* Your goal *
The data below should be printed in full, exactly, and without any of its images.

* Data shown *
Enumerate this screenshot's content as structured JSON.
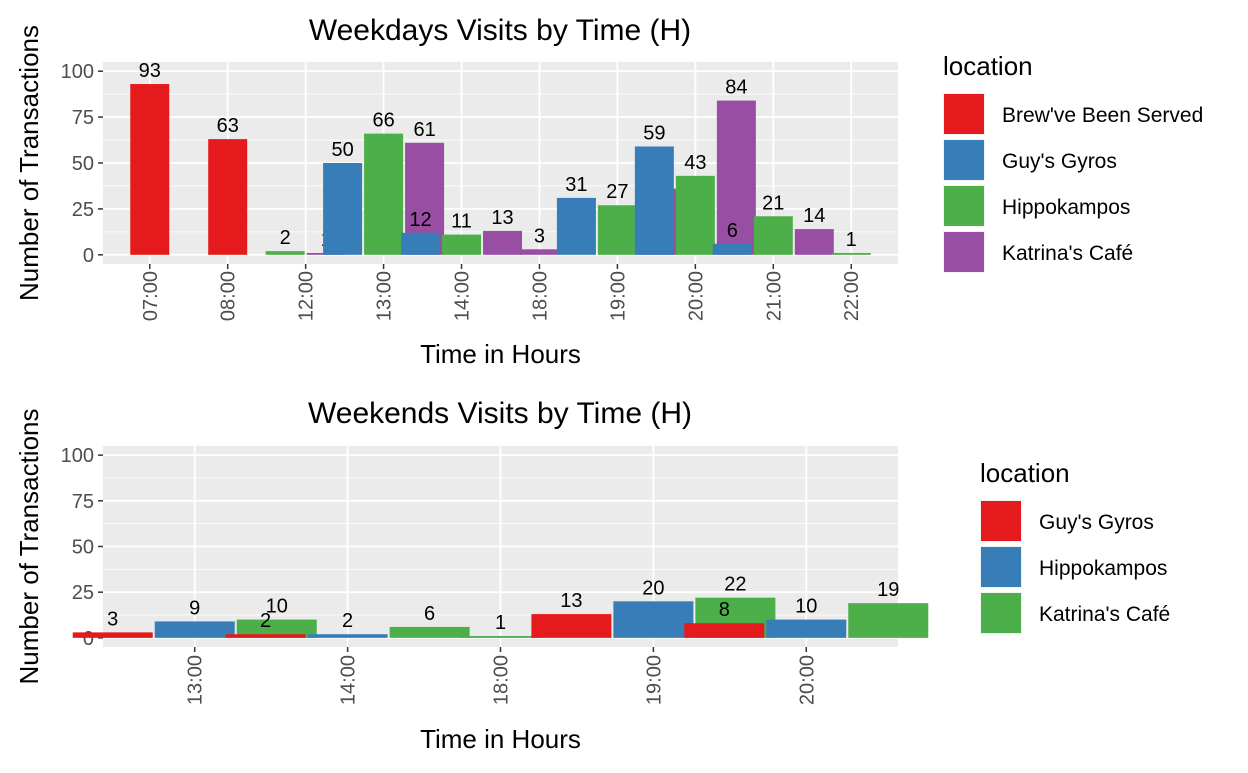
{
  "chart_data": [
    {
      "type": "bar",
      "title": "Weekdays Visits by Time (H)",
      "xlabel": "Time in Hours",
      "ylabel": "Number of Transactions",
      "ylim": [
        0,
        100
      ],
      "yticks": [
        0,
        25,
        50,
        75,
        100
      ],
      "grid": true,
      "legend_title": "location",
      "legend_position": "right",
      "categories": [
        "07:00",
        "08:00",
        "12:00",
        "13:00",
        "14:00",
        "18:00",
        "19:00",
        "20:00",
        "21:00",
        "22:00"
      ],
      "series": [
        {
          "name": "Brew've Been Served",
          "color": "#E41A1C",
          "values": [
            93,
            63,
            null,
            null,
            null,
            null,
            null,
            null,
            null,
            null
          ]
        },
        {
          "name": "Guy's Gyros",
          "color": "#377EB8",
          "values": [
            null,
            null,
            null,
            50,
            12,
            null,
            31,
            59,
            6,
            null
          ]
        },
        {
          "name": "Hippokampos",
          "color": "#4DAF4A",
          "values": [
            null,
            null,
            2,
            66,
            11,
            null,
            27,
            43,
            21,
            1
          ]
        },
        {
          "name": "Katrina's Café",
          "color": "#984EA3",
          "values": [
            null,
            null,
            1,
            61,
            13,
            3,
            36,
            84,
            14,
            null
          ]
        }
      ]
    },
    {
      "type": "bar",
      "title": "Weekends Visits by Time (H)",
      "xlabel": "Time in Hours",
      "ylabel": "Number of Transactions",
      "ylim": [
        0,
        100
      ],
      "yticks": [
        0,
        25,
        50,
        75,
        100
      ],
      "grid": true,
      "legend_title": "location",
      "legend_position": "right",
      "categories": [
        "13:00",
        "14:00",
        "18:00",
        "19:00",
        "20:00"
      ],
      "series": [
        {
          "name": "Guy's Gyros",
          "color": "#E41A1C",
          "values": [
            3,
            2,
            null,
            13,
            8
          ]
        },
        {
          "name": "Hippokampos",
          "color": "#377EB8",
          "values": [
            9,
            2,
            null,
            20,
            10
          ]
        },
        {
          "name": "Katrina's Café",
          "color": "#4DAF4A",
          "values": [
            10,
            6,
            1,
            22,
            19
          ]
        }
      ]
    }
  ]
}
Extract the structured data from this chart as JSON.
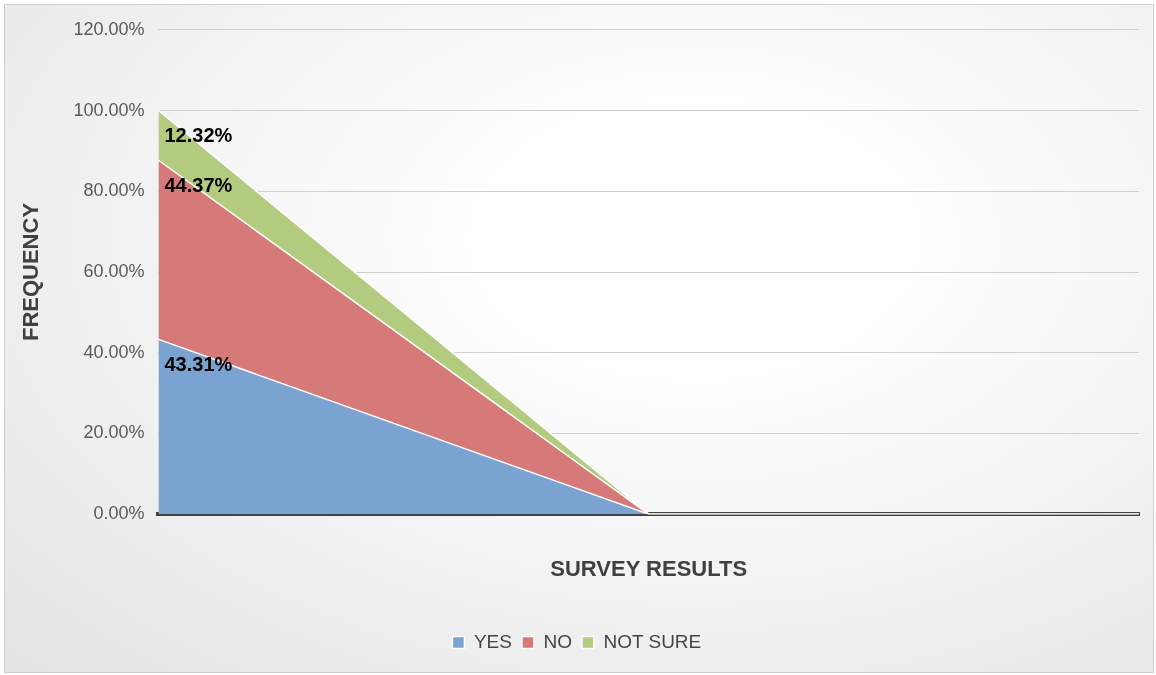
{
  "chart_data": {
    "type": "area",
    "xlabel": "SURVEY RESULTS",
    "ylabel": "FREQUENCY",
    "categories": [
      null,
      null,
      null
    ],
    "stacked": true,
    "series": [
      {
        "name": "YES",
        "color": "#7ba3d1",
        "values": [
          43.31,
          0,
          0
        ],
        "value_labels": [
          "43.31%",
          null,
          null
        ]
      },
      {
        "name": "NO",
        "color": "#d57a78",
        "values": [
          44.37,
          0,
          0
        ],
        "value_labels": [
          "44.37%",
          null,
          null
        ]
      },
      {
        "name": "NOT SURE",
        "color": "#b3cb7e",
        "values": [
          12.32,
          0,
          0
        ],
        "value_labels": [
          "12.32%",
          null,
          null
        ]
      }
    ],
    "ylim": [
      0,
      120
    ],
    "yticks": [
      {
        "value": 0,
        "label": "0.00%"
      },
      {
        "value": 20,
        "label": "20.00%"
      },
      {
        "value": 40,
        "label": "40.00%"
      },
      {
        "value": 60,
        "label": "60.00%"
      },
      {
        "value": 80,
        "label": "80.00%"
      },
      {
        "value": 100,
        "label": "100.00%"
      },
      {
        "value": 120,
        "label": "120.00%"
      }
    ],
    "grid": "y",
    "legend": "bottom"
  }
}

* Solution for this task *
Enumerate this screenshot's content as structured JSON.
{
  "chart_data": [
    {
      "type": "bar",
      "title": "Weekdays Visits by Time (H)",
      "xlabel": "Time in Hours",
      "ylabel": "Number of Transactions",
      "ylim": [
        0,
        100
      ],
      "yticks": [
        0,
        25,
        50,
        75,
        100
      ],
      "grid": true,
      "legend_title": "location",
      "legend_position": "right",
      "categories": [
        "07:00",
        "08:00",
        "12:00",
        "13:00",
        "14:00",
        "18:00",
        "19:00",
        "20:00",
        "21:00",
        "22:00"
      ],
      "series": [
        {
          "name": "Brew've Been Served",
          "color": "#E41A1C",
          "values": [
            93,
            63,
            null,
            null,
            null,
            null,
            null,
            null,
            null,
            null
          ]
        },
        {
          "name": "Guy's Gyros",
          "color": "#377EB8",
          "values": [
            null,
            null,
            null,
            50,
            12,
            null,
            31,
            59,
            6,
            null
          ]
        },
        {
          "name": "Hippokampos",
          "color": "#4DAF4A",
          "values": [
            null,
            null,
            2,
            66,
            11,
            null,
            27,
            43,
            21,
            1
          ]
        },
        {
          "name": "Katrina's Café",
          "color": "#984EA3",
          "values": [
            null,
            null,
            1,
            61,
            13,
            3,
            36,
            84,
            14,
            null
          ]
        }
      ]
    },
    {
      "type": "bar",
      "title": "Weekends Visits by Time (H)",
      "xlabel": "Time in Hours",
      "ylabel": "Number of Transactions",
      "ylim": [
        0,
        100
      ],
      "yticks": [
        0,
        25,
        50,
        75,
        100
      ],
      "grid": true,
      "legend_title": "location",
      "legend_position": "right",
      "categories": [
        "13:00",
        "14:00",
        "18:00",
        "19:00",
        "20:00"
      ],
      "series": [
        {
          "name": "Guy's Gyros",
          "color": "#E41A1C",
          "values": [
            3,
            2,
            null,
            13,
            8
          ]
        },
        {
          "name": "Hippokampos",
          "color": "#377EB8",
          "values": [
            9,
            2,
            null,
            20,
            10
          ]
        },
        {
          "name": "Katrina's Café",
          "color": "#4DAF4A",
          "values": [
            10,
            6,
            1,
            22,
            19
          ]
        }
      ]
    }
  ]
}
Extract the structured data from this chart as JSON.
{
  "chart_data": {
    "type": "area",
    "xlabel": "SURVEY RESULTS",
    "ylabel": "FREQUENCY",
    "categories": [
      null,
      null,
      null
    ],
    "stacked": true,
    "series": [
      {
        "name": "YES",
        "color": "#7ba3d1",
        "values": [
          43.31,
          0,
          0
        ],
        "value_labels": [
          "43.31%",
          null,
          null
        ]
      },
      {
        "name": "NO",
        "color": "#d57a78",
        "values": [
          44.37,
          0,
          0
        ],
        "value_labels": [
          "44.37%",
          null,
          null
        ]
      },
      {
        "name": "NOT SURE",
        "color": "#b3cb7e",
        "values": [
          12.32,
          0,
          0
        ],
        "value_labels": [
          "12.32%",
          null,
          null
        ]
      }
    ],
    "ylim": [
      0,
      120
    ],
    "yticks": [
      {
        "value": 0,
        "label": "0.00%"
      },
      {
        "value": 20,
        "label": "20.00%"
      },
      {
        "value": 40,
        "label": "40.00%"
      },
      {
        "value": 60,
        "label": "60.00%"
      },
      {
        "value": 80,
        "label": "80.00%"
      },
      {
        "value": 100,
        "label": "100.00%"
      },
      {
        "value": 120,
        "label": "120.00%"
      }
    ],
    "grid": "y",
    "legend": "bottom"
  }
}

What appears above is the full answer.